Task goal — Copy all lines below containing "случае".

Data supplied —
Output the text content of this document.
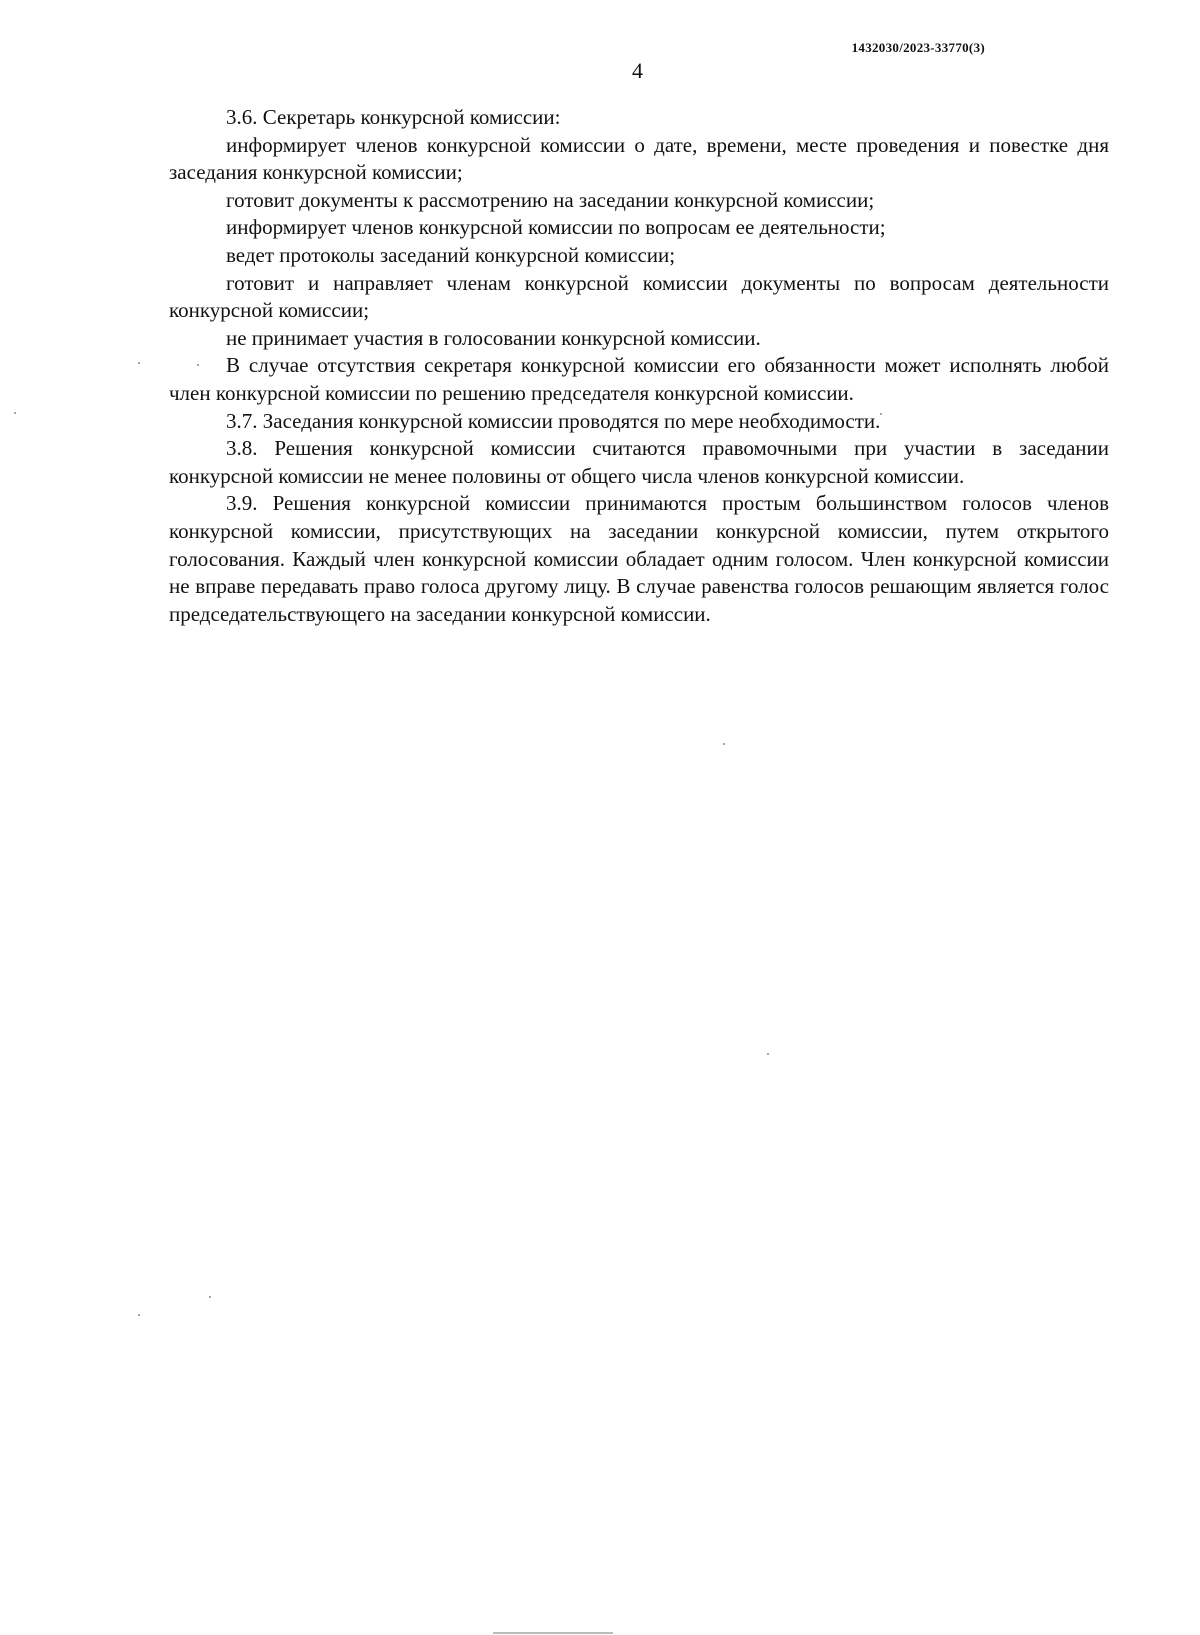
1432030/2023-33770(3)
4

3.6. Секретарь конкурсной комиссии:

информирует членов конкурсной комиссии о дате, времени, месте проведения и повестке дня заседания конкурсной комиссии;

готовит документы к рассмотрению на заседании конкурсной комиссии;

информирует членов конкурсной комиссии по вопросам ее деятельности;

ведет протоколы заседаний конкурсной комиссии;

готовит и направляет членам конкурсной комиссии документы по вопросам деятельности конкурсной комиссии;

не принимает участия в голосовании конкурсной комиссии.

В случае отсутствия секретаря конкурсной комиссии его обязанности может исполнять любой член конкурсной комиссии по решению председателя конкурсной комиссии.

3.7. Заседания конкурсной комиссии проводятся по мере необходимости.

3.8. Решения конкурсной комиссии считаются правомочными при участии в заседании конкурсной комиссии не менее половины от общего числа членов конкурсной комиссии.

3.9. Решения конкурсной комиссии принимаются простым большинством голосов членов конкурсной комиссии, присутствующих на заседании конкурсной комиссии, путем открытого голосования. Каждый член конкурсной комиссии обладает одним голосом. Член конкурсной комиссии не вправе передавать право голоса другому лицу. В случае равенства голосов решающим является голос председательствующего на заседании конкурсной комиссии.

Solution to this problem —
В случае отсутствия секретаря конкурсной комиссии его обязанности может исполнять любой член конкурсной комиссии по решению председателя конкурсной комиссии.
3.9. Решения конкурсной комиссии принимаются простым большинством голосов членов конкурсной комиссии, присутствующих на заседании конкурсной комиссии, путем открытого голосования. Каждый член конкурсной комиссии обладает одним голосом. Член конкурсной комиссии не вправе передавать право голоса другому лицу. В случае равенства голосов решающим является голос председательствующего на заседании конкурсной комиссии.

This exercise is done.